▶ [The task] Copy the rows character for character without any change. Cover only the stretch from the first row through the row containing "- tab[interactable]: 学生调班", including that row.

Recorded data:
BEGIN

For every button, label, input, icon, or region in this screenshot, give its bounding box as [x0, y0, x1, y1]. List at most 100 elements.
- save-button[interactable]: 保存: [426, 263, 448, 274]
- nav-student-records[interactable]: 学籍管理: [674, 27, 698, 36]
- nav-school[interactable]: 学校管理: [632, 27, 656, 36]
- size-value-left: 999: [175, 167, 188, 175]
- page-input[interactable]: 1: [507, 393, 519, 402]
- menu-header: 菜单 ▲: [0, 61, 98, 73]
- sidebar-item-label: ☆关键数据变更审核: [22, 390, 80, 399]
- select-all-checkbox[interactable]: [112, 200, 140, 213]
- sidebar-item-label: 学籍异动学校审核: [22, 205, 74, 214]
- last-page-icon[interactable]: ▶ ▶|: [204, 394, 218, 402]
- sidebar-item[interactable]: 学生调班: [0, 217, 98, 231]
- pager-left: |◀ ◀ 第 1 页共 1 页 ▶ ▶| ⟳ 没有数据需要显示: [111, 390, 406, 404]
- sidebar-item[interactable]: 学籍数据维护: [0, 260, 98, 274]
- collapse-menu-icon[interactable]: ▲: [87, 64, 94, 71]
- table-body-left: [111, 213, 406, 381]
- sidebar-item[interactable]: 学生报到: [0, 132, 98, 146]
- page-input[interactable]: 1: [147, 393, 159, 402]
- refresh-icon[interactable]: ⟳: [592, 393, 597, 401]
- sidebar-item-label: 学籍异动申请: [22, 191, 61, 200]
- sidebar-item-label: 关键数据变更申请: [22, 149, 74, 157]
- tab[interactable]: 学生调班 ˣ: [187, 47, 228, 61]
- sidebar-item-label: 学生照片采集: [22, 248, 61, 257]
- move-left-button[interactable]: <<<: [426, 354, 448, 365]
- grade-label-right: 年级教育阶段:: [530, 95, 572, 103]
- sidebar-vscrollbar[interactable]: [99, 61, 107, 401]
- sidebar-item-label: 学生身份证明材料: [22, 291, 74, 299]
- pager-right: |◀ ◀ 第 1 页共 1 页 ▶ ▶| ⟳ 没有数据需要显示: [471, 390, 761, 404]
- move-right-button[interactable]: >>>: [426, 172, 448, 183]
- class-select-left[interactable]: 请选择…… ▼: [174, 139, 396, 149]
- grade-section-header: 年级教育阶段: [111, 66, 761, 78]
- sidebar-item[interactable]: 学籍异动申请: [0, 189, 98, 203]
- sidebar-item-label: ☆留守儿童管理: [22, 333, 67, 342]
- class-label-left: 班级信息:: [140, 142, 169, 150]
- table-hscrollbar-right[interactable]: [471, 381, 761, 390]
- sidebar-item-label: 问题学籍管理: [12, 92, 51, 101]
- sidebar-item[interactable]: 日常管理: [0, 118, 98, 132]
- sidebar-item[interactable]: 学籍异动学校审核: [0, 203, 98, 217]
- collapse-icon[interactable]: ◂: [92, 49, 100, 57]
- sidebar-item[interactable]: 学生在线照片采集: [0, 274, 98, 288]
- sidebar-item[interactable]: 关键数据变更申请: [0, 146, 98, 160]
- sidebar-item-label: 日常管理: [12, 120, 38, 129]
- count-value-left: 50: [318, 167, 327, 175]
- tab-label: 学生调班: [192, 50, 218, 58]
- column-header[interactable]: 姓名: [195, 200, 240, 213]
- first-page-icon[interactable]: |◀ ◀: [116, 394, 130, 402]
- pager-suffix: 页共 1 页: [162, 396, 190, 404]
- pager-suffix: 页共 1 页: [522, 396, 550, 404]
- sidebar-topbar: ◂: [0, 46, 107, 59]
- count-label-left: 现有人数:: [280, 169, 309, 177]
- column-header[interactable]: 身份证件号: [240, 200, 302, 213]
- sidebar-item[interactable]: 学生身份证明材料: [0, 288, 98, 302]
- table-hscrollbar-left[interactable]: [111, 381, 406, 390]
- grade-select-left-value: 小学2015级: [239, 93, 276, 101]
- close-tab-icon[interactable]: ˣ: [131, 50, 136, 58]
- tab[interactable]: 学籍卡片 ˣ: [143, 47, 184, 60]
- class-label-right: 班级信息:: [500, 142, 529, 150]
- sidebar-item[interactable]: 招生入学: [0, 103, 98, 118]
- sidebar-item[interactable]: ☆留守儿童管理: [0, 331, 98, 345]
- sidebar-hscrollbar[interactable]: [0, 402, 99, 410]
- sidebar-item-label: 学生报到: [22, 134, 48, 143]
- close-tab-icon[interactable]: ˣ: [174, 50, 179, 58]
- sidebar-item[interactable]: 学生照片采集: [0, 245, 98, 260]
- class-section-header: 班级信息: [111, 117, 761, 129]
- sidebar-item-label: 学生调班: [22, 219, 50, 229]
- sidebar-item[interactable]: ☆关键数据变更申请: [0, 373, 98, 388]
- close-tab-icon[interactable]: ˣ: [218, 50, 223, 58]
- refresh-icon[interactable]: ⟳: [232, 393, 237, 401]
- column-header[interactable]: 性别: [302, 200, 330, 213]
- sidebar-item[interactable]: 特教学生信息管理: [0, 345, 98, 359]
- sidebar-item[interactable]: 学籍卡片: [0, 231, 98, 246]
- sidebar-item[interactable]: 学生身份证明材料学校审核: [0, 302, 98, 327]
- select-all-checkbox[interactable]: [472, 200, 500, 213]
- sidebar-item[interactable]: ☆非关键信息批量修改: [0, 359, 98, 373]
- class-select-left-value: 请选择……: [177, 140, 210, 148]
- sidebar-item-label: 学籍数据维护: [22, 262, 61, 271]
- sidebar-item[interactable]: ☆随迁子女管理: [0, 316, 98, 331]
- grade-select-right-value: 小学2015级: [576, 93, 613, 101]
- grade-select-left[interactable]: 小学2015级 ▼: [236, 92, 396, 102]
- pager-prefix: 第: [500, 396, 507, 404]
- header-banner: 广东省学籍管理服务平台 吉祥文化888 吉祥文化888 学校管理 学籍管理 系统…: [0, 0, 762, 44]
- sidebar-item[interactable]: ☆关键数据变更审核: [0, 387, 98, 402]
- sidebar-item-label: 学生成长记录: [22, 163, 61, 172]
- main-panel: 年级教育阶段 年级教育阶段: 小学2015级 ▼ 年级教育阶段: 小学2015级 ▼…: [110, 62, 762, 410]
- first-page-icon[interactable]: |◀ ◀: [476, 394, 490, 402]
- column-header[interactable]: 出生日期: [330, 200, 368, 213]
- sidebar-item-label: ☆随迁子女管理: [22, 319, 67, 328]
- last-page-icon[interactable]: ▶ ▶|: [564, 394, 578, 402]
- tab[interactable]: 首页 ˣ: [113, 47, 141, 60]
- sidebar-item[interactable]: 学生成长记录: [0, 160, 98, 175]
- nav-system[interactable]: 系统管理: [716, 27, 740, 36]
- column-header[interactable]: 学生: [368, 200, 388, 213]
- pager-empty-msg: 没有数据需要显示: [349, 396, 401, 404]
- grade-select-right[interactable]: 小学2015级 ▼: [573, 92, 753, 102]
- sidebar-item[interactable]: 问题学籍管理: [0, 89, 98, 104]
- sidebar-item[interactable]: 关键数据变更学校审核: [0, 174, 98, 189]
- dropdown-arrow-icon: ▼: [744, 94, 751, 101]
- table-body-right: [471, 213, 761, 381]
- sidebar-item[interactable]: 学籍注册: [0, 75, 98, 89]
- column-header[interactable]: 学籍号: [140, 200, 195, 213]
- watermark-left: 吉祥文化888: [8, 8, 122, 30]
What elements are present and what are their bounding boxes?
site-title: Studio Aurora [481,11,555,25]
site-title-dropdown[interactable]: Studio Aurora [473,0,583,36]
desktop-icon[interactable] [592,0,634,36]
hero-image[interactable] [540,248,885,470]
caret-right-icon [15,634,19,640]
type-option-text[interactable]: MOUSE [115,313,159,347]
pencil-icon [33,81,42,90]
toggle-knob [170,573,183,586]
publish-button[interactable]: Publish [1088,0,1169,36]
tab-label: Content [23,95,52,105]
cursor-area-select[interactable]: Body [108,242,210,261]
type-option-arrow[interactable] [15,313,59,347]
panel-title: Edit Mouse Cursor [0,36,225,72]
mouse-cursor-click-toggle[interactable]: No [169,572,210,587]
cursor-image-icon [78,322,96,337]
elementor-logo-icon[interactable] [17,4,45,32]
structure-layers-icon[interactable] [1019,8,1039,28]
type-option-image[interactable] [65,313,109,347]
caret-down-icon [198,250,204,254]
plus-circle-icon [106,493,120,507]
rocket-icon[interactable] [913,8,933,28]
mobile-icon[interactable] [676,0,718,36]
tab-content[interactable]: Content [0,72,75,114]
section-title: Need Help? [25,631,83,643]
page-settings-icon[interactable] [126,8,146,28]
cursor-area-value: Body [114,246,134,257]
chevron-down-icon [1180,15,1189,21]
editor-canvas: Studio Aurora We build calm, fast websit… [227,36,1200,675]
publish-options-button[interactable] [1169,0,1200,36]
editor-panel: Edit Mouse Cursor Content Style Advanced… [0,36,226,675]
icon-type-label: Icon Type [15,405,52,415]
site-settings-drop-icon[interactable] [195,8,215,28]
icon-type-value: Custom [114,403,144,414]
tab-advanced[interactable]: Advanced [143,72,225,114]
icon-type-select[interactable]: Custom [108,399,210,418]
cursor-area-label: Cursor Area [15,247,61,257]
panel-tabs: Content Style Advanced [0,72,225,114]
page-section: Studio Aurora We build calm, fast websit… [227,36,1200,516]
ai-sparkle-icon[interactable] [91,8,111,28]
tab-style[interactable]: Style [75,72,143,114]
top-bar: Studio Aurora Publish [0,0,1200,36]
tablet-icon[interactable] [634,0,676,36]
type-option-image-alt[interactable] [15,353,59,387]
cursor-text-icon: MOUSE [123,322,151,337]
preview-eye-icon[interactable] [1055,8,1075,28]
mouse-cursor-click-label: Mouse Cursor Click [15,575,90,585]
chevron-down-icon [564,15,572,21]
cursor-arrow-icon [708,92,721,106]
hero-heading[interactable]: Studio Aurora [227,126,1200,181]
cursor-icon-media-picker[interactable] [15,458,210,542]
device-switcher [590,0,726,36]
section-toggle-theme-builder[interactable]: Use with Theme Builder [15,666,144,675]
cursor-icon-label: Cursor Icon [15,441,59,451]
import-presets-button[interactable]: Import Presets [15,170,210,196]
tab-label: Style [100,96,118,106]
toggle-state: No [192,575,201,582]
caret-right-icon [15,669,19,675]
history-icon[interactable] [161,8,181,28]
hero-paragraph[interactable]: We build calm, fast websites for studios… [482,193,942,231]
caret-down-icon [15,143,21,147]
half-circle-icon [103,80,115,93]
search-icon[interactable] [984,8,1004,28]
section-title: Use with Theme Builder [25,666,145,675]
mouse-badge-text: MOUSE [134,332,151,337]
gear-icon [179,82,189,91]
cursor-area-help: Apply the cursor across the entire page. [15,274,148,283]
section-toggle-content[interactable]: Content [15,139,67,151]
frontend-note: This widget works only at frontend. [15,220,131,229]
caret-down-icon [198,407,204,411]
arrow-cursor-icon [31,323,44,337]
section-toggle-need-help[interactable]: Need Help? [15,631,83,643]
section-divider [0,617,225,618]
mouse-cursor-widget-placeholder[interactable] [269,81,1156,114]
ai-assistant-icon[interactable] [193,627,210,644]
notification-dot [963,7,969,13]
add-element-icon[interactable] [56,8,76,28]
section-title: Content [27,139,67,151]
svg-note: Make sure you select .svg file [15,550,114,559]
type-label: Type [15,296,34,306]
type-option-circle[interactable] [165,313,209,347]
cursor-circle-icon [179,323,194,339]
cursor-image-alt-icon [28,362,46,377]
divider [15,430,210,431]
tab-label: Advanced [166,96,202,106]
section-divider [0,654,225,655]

END

▶ [Reply to the exercise]
For every button, label, input, icon, or region in this screenshot, give its bounding box as [x0, y0, x1, y1]. List at most 100 elements.
- save-button[interactable]: 保存: [426, 263, 448, 274]
- nav-student-records[interactable]: 学籍管理: [674, 27, 698, 36]
- nav-school[interactable]: 学校管理: [632, 27, 656, 36]
- size-value-left: 999: [175, 167, 188, 175]
- page-input[interactable]: 1: [507, 393, 519, 402]
- menu-header: 菜单 ▲: [0, 61, 98, 73]
- sidebar-item-label: ☆关键数据变更审核: [22, 390, 80, 399]
- select-all-checkbox[interactable]: [112, 200, 140, 213]
- sidebar-item-label: 学籍异动学校审核: [22, 205, 74, 214]
- last-page-icon[interactable]: ▶ ▶|: [204, 394, 218, 402]
- sidebar-item[interactable]: 学生调班: [0, 217, 98, 231]
- pager-left: |◀ ◀ 第 1 页共 1 页 ▶ ▶| ⟳ 没有数据需要显示: [111, 390, 406, 404]
- sidebar-item[interactable]: 学籍数据维护: [0, 260, 98, 274]
- collapse-menu-icon[interactable]: ▲: [87, 64, 94, 71]
- table-body-left: [111, 213, 406, 381]
- sidebar-item[interactable]: 学生报到: [0, 132, 98, 146]
- page-input[interactable]: 1: [147, 393, 159, 402]
- refresh-icon[interactable]: ⟳: [592, 393, 597, 401]
- sidebar-item-label: 学籍异动申请: [22, 191, 61, 200]
- sidebar-item-label: 关键数据变更申请: [22, 149, 74, 157]
- tab[interactable]: 学生调班 ˣ: [187, 47, 228, 61]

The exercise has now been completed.